-- BEGIN --

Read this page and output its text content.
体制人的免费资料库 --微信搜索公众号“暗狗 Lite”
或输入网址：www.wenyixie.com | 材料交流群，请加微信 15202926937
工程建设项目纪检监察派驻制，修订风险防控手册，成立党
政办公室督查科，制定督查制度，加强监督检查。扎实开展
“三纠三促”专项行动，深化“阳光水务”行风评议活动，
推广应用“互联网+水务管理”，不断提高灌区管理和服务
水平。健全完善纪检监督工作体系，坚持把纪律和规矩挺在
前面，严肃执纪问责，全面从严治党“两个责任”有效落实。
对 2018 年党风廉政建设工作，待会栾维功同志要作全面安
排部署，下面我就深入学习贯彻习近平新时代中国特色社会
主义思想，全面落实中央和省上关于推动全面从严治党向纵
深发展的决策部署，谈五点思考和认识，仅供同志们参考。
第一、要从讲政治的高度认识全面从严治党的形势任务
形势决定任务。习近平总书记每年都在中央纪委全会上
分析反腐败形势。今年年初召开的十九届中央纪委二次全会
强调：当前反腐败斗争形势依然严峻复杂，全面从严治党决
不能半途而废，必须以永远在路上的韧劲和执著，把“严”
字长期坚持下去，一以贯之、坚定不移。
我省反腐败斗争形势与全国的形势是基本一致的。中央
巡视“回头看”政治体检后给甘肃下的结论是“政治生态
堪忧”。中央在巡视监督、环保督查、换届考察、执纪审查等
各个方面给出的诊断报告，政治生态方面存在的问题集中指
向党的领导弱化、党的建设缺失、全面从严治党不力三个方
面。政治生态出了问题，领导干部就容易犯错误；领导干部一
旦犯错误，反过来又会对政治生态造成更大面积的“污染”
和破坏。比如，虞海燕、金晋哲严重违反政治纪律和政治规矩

-- END --

Brief ::
Emit the full listing verbatim.

Answer to the problem ::
Read this page and output its text content.
体制人的免费资料库 --微信搜索公众号“暗狗 Lite”
或输入网址：www.wenyixie.com | 材料交流群，请加微信 15202926937
工程建设项目纪检监察派驻制，修订风险防控手册，成立党
政办公室督查科，制定督查制度，加强监督检查。扎实开展
“三纠三促”专项行动，深化“阳光水务”行风评议活动，
推广应用“互联网+水务管理”，不断提高灌区管理和服务
水平。健全完善纪检监督工作体系，坚持把纪律和规矩挺在
前面，严肃执纪问责，全面从严治党“两个责任”有效落实。
对 2018 年党风廉政建设工作，待会栾维功同志要作全面安
排部署，下面我就深入学习贯彻习近平新时代中国特色社会
主义思想，全面落实中央和省上关于推动全面从严治党向纵
深发展的决策部署，谈五点思考和认识，仅供同志们参考。
第一、要从讲政治的高度认识全面从严治党的形势任务
形势决定任务。习近平总书记每年都在中央纪委全会上
分析反腐败形势。今年年初召开的十九届中央纪委二次全会
强调：当前反腐败斗争形势依然严峻复杂，全面从严治党决
不能半途而废，必须以永远在路上的韧劲和执著，把“严”
字长期坚持下去，一以贯之、坚定不移。
我省反腐败斗争形势与全国的形势是基本一致的。中央
巡视“回头看”政治体检后给甘肃下的结论是“政治生态
堪忧”。中央在巡视监督、环保督查、换届考察、执纪审查等
各个方面给出的诊断报告，政治生态方面存在的问题集中指
向党的领导弱化、党的建设缺失、全面从严治党不力三个方
面。政治生态出了问题，领导干部就容易犯错误；领导干部一
旦犯错误，反过来又会对政治生态造成更大面积的“污染”
和破坏。比如，虞海燕、金晋哲严重违反政治纪律和政治规矩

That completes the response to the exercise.